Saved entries
>>>>>

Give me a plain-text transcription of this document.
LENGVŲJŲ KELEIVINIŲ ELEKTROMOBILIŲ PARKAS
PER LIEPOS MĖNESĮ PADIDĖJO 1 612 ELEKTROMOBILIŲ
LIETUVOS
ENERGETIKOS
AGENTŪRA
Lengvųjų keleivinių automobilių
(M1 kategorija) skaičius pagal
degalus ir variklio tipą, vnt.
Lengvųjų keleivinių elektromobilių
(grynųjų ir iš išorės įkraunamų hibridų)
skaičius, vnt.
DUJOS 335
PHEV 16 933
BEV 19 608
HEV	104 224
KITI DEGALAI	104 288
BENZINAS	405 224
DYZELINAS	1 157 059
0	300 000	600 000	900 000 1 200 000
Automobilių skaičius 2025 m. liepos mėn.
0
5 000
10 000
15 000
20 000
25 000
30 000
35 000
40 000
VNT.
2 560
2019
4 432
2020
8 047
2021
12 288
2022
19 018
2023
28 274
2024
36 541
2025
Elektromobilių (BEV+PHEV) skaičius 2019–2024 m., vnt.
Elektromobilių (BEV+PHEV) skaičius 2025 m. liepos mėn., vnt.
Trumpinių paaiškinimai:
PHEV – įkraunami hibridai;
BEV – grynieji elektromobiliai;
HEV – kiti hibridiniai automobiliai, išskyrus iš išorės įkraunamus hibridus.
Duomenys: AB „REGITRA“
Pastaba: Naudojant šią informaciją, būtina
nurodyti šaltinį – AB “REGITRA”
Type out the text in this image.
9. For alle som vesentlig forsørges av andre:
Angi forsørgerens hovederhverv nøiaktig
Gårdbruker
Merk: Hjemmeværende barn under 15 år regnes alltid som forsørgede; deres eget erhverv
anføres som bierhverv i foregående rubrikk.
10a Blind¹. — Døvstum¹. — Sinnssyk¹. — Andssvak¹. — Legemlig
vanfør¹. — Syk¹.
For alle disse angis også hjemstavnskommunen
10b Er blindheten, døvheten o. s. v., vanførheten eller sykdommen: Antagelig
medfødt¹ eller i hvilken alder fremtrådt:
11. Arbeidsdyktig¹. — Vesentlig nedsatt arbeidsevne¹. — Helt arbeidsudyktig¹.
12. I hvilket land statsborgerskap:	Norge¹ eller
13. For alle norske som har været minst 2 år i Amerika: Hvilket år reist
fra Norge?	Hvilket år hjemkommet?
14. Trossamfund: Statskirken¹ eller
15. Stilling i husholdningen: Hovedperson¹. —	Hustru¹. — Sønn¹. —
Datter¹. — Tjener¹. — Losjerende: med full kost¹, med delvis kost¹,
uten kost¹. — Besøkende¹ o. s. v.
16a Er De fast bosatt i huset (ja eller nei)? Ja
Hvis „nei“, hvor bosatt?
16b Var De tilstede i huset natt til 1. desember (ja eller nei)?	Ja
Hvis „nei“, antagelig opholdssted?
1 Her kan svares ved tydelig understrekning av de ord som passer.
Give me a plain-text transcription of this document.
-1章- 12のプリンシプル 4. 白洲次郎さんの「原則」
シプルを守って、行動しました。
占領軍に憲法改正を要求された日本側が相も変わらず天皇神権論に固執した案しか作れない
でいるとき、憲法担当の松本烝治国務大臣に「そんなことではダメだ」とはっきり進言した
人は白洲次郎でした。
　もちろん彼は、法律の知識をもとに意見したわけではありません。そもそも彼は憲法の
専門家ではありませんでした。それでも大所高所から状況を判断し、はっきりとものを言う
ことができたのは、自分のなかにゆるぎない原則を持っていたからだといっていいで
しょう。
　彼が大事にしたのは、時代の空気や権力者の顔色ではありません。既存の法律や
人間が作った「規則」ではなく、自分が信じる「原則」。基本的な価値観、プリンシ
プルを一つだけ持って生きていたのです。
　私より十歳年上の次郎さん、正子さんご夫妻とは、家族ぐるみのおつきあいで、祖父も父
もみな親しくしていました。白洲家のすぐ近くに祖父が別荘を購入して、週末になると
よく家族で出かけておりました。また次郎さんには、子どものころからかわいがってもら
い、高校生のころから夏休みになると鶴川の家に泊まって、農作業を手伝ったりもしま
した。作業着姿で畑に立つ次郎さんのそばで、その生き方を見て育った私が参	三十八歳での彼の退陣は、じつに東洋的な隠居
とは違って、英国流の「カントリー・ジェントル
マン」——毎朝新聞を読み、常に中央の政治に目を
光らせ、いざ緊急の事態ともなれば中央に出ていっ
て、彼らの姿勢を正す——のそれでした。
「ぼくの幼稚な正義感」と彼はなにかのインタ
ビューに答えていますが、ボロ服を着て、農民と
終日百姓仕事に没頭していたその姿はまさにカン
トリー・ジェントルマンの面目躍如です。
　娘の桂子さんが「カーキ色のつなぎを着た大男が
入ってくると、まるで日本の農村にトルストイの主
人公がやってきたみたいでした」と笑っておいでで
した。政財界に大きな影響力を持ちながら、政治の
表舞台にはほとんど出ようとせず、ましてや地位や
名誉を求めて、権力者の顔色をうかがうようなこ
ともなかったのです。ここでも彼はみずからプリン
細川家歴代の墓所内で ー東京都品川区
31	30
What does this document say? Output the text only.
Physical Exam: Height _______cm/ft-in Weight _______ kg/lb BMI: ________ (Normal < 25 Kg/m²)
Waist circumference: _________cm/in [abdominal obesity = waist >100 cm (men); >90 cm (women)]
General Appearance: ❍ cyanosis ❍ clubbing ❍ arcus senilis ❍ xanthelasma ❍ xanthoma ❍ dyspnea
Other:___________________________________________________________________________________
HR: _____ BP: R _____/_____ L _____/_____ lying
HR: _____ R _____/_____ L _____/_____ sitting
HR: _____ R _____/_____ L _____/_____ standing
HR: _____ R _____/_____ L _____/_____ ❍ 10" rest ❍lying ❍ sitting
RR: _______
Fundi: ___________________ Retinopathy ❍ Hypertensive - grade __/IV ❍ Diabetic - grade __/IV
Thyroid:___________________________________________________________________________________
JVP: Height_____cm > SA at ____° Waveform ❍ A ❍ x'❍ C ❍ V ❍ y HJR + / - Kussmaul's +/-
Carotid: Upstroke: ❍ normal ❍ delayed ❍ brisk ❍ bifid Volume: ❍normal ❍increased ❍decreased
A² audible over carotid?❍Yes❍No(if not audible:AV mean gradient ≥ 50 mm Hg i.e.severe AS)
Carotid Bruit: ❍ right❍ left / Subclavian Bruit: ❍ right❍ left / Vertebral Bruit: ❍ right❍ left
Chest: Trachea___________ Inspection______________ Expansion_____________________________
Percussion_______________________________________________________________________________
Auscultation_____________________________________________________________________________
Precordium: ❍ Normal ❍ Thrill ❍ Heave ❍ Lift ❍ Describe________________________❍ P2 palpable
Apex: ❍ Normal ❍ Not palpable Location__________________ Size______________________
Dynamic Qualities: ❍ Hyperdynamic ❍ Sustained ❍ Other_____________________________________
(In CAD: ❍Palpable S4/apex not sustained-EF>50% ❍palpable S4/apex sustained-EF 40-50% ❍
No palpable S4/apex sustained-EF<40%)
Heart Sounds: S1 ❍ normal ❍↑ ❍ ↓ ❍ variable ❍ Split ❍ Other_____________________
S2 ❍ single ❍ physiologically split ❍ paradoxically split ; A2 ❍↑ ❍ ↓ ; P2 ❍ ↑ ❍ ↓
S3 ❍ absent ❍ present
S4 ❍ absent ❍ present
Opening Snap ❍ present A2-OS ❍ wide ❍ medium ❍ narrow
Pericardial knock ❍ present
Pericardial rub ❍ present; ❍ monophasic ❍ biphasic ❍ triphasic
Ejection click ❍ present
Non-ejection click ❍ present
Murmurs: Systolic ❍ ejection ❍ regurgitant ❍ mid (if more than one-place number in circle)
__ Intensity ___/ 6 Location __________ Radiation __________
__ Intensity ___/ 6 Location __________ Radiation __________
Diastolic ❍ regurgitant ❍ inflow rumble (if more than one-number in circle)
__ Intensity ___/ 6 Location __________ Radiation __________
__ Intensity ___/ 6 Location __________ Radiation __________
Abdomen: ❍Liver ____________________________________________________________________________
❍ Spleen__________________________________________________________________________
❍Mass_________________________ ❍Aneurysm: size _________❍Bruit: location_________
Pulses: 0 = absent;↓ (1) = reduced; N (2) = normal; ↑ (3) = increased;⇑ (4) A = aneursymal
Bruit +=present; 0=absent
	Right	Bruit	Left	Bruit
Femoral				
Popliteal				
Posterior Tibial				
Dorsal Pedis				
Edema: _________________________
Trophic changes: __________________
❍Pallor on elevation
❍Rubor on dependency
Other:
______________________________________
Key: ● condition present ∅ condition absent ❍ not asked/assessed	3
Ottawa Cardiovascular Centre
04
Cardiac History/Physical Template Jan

<<<<<

**Exercise:** From the entries above, return each line with the word "išorės" in it.

**Complete response:**
(grynųjų ir iš išorės įkraunamų hibridų)
HEV – kiti hibridiniai automobiliai, išskyrus iš išorės įkraunamus hibridus.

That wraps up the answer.